For each line below that includes the word "Parliament", make a copy.

(begin)

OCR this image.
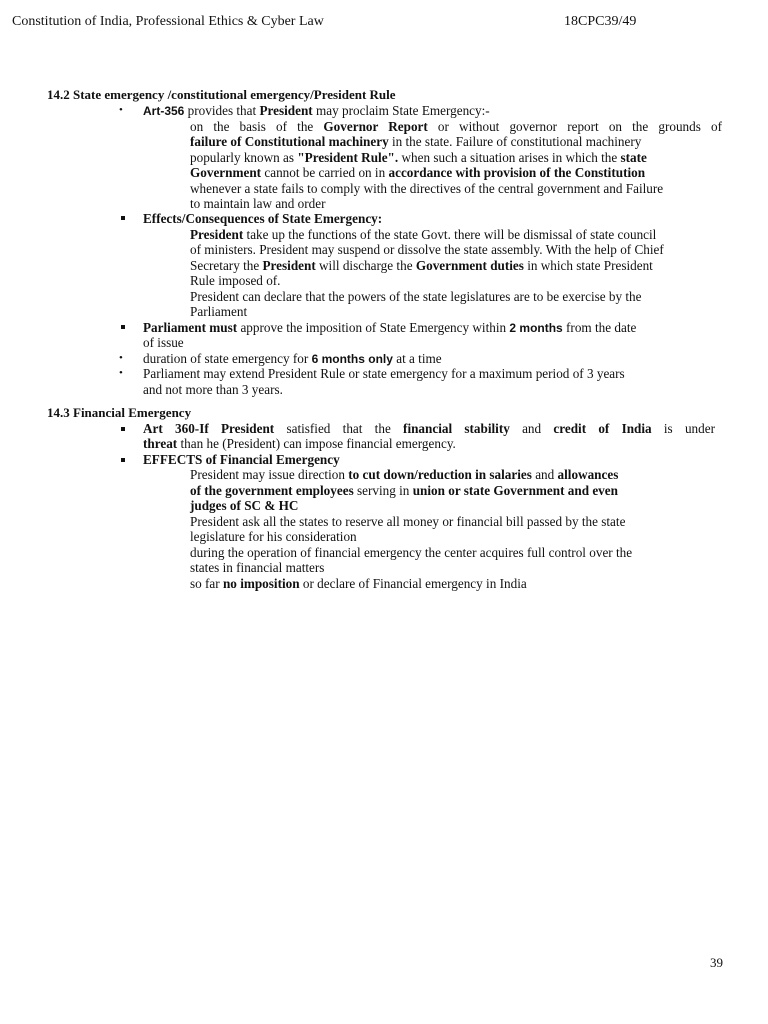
Constitution of India, Professional Ethics & Cyber Law	18CPC39/49
14.2 State emergency /constitutional emergency/President Rule
• Art-356 provides that President may proclaim State Emergency:-
on the basis of the Governor Report or without governor report on the grounds of
failure of Constitutional machinery in the state. Failure of constitutional machinery
popularly known as "President Rule". when such a situation arises in which the state
Government cannot be carried on in accordance with provision of the Constitution
whenever a state fails to comply with the directives of the central government and Failure
to maintain law and order
Effects/Consequences of State Emergency:
President take up the functions of the state Govt. there will be dismissal of state council
of ministers. President may suspend or dissolve the state assembly. With the help of Chief
Secretary the President will discharge the Government duties in which state President
Rule imposed of.
President can declare that the powers of the state legislatures are to be exercise by the
Parliament
Parliament must approve the imposition of State Emergency within 2 months from the date
of issue
• duration of state emergency for 6 months only at a time
• Parliament may extend President Rule or state emergency for a maximum period of 3 years
and not more than 3 years.
14.3 Financial Emergency
Art 360-If President satisfied that the financial stability and credit of India is under
threat than he (President) can impose financial emergency.
EFFECTS of Financial Emergency
President may issue direction to cut down/reduction in salaries and allowances
of the government employees serving in union or state Government and even
judges of SC & HC
President ask all the states to reserve all money or financial bill passed by the state
legislature for his consideration
during the operation of financial emergency the center acquires full control over the
states in financial matters
so far no imposition or declare of Financial emergency in India
39
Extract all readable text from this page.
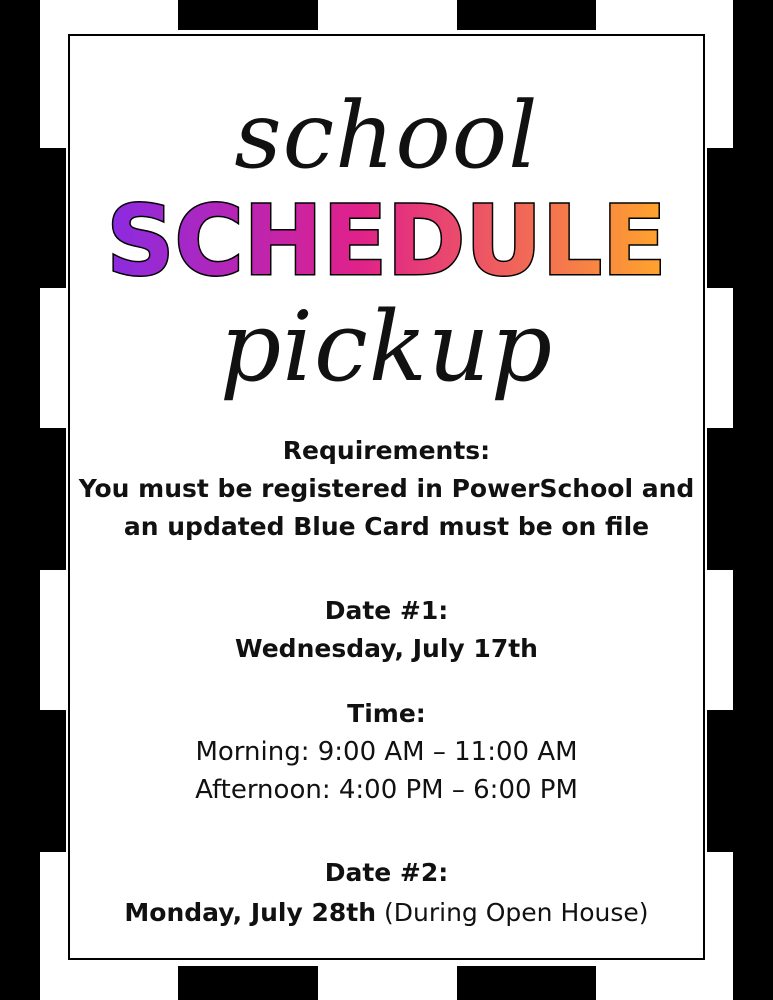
school
SCHEDULE
pickup
Requirements:
You must be registered in PowerSchool and
an updated Blue Card must be on file
Date #1:
Wednesday, July 17th
Time:
Morning: 9:00 AM – 11:00 AM
Afternoon: 4:00 PM – 6:00 PM
Date #2:
Monday, July 28th (During Open House)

(end)

### [COMPLETED TASK]
Parliament
Parliament must approve the imposition of State Emergency within 2 months from the date
• Parliament may extend President Rule or state emergency for a maximum period of 3 years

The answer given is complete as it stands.